_GIVEN PROBLEM_: Copy out, character for character, the records from their first line through the line containing "gold panel (123, 53, 367, 611)", with both of those lines included.

········

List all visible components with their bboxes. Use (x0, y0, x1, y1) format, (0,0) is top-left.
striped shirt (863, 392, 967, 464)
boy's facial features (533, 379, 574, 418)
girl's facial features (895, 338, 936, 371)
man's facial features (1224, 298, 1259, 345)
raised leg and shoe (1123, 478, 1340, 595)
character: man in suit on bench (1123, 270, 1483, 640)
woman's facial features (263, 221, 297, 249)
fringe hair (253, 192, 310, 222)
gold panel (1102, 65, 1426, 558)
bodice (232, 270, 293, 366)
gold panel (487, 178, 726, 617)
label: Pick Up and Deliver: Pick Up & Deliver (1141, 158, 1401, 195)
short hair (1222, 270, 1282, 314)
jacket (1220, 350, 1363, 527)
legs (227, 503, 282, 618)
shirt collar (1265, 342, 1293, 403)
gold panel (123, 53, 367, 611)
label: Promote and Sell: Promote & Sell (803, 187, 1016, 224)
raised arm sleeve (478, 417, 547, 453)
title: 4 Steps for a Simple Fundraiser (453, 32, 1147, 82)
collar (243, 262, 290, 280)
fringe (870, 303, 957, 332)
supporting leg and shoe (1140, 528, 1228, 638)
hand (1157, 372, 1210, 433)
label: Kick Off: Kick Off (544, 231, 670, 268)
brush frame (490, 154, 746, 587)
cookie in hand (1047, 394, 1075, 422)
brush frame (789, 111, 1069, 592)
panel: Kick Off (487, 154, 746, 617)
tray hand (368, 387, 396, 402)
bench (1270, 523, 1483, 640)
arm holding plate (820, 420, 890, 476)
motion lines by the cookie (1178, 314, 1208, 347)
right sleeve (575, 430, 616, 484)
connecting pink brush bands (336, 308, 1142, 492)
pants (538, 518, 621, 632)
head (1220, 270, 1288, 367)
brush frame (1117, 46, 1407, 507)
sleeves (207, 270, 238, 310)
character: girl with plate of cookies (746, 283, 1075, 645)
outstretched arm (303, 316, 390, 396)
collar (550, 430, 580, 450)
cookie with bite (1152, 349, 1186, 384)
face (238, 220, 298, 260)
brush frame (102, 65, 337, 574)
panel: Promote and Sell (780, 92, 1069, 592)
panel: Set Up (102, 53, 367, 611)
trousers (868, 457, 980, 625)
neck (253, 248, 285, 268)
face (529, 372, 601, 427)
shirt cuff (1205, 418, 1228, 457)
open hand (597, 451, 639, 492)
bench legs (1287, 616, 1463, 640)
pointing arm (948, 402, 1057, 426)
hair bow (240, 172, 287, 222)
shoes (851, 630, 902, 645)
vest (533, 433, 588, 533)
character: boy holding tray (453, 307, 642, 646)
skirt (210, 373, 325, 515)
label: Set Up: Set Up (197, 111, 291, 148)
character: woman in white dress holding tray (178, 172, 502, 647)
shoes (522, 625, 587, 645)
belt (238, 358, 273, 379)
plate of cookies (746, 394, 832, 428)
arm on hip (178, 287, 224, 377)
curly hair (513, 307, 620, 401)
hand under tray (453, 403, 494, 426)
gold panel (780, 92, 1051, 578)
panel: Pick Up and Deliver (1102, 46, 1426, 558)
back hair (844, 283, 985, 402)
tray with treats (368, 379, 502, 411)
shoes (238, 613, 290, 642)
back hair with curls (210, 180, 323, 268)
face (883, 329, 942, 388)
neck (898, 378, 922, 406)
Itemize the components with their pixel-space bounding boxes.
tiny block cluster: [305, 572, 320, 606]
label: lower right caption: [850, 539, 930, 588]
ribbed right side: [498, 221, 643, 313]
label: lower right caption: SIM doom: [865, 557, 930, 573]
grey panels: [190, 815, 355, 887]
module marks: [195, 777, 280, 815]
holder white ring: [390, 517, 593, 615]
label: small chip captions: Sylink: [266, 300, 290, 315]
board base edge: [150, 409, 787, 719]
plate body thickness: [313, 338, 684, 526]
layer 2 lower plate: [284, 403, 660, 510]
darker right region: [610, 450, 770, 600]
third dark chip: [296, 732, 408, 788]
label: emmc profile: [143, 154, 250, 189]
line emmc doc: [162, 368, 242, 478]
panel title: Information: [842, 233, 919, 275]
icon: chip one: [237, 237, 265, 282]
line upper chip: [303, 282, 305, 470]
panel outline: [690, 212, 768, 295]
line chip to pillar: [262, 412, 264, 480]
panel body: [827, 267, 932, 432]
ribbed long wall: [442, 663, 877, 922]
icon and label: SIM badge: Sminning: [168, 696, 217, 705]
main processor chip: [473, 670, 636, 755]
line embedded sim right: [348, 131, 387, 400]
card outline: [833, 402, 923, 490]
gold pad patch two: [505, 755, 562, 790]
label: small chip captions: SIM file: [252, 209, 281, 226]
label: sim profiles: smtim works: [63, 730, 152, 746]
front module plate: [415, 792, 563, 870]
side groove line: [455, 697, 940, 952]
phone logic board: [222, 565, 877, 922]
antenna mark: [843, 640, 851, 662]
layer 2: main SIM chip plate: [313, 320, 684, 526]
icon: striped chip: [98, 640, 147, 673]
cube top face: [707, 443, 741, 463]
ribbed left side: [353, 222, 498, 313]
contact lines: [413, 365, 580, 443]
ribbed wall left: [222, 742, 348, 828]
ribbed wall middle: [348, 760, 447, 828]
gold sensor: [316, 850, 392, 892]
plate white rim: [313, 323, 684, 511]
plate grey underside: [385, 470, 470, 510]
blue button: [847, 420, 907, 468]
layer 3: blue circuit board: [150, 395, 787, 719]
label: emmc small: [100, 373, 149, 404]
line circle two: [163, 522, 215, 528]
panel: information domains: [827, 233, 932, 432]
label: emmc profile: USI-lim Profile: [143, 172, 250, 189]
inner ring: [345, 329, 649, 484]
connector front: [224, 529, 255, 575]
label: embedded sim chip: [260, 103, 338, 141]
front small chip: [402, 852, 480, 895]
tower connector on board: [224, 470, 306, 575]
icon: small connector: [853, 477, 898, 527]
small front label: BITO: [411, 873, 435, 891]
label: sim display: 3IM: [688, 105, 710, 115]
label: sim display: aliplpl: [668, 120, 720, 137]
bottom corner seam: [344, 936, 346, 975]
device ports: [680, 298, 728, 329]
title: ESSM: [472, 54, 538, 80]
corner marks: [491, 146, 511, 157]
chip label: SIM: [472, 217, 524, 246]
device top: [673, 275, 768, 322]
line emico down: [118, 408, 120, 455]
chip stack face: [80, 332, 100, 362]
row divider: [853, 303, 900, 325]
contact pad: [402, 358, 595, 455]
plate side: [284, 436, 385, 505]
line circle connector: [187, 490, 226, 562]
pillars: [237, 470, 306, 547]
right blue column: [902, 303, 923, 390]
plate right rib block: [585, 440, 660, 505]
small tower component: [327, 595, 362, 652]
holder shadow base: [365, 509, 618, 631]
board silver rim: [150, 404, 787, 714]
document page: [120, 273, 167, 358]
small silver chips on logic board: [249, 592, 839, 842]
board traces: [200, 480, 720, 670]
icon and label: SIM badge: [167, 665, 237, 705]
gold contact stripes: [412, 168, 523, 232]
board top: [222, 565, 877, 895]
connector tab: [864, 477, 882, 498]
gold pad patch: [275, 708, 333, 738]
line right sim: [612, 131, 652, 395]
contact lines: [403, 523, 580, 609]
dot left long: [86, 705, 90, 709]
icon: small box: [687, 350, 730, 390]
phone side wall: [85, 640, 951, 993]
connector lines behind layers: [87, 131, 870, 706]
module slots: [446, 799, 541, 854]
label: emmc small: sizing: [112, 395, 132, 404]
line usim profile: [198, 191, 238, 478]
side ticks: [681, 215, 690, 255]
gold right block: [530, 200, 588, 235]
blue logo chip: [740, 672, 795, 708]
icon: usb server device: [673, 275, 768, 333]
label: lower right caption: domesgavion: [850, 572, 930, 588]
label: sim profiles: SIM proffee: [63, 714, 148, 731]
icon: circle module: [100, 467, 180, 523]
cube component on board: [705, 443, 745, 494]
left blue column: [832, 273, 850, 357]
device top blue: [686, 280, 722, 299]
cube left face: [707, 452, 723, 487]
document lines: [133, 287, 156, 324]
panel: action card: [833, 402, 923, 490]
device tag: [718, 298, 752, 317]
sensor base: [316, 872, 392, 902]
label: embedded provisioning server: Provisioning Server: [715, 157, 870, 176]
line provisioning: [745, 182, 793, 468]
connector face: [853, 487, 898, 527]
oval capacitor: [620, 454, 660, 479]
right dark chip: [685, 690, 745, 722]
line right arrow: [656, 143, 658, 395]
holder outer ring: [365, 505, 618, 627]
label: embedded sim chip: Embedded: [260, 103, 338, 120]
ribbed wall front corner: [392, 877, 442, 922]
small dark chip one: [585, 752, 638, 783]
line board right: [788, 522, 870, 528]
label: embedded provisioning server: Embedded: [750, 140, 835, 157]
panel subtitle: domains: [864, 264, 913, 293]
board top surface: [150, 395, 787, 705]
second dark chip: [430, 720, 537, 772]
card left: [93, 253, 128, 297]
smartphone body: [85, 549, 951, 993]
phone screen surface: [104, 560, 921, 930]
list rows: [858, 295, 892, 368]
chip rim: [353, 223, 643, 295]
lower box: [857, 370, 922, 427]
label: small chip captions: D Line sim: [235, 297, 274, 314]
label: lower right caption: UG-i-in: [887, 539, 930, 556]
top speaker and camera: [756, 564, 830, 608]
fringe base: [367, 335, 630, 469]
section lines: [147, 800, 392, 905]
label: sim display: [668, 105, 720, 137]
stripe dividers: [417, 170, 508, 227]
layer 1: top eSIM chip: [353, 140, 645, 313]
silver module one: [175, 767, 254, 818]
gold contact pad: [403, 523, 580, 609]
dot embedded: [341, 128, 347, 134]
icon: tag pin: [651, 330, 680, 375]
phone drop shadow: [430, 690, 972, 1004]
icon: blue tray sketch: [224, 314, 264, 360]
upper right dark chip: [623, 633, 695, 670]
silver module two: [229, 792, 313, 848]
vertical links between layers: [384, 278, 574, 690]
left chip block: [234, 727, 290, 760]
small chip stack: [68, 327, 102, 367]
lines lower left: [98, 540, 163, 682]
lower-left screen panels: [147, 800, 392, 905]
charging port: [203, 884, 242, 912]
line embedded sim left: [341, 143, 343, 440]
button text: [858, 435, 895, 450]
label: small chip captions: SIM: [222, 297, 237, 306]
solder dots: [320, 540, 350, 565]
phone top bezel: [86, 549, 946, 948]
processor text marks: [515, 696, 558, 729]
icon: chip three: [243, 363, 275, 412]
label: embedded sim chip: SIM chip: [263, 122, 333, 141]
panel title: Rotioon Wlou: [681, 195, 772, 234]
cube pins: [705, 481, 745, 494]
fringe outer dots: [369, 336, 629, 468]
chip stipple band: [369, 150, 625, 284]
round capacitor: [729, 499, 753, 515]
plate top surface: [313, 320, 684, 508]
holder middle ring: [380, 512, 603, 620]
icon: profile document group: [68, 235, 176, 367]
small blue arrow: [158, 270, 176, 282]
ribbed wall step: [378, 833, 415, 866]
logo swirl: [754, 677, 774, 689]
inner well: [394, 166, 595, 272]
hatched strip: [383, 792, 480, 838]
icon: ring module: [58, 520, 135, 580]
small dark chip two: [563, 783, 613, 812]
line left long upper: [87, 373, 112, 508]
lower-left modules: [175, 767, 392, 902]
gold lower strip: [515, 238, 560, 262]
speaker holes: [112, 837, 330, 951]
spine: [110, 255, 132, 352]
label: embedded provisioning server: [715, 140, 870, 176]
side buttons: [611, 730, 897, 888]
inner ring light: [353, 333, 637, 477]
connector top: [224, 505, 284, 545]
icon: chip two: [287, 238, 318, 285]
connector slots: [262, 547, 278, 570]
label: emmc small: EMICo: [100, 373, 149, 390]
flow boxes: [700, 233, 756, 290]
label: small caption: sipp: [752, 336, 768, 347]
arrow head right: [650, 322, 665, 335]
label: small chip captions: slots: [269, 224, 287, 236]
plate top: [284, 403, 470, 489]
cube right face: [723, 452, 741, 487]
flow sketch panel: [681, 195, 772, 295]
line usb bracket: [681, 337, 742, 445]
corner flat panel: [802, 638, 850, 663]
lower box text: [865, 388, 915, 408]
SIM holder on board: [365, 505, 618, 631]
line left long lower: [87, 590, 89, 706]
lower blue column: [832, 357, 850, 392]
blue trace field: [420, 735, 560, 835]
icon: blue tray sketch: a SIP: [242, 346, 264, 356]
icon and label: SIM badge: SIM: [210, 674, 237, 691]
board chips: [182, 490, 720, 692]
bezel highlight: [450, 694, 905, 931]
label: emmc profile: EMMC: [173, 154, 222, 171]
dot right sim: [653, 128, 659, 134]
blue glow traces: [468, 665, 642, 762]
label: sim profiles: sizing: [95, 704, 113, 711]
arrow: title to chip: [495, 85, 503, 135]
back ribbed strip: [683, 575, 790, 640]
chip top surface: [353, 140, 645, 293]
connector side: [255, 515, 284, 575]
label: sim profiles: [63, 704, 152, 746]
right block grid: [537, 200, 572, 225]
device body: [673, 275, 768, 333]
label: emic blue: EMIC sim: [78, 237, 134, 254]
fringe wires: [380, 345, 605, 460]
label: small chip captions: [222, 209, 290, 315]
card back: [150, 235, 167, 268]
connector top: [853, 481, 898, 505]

········

_ANSWER TO THIS TASK_:
List all visible components with their bboxes. Use (x0, y0, x1, y1) format, (0,0) is top-left.
striped shirt (863, 392, 967, 464)
boy's facial features (533, 379, 574, 418)
girl's facial features (895, 338, 936, 371)
man's facial features (1224, 298, 1259, 345)
raised leg and shoe (1123, 478, 1340, 595)
character: man in suit on bench (1123, 270, 1483, 640)
woman's facial features (263, 221, 297, 249)
fringe hair (253, 192, 310, 222)
gold panel (1102, 65, 1426, 558)
bodice (232, 270, 293, 366)
gold panel (487, 178, 726, 617)
label: Pick Up and Deliver: Pick Up & Deliver (1141, 158, 1401, 195)
short hair (1222, 270, 1282, 314)
jacket (1220, 350, 1363, 527)
legs (227, 503, 282, 618)
shirt collar (1265, 342, 1293, 403)
gold panel (123, 53, 367, 611)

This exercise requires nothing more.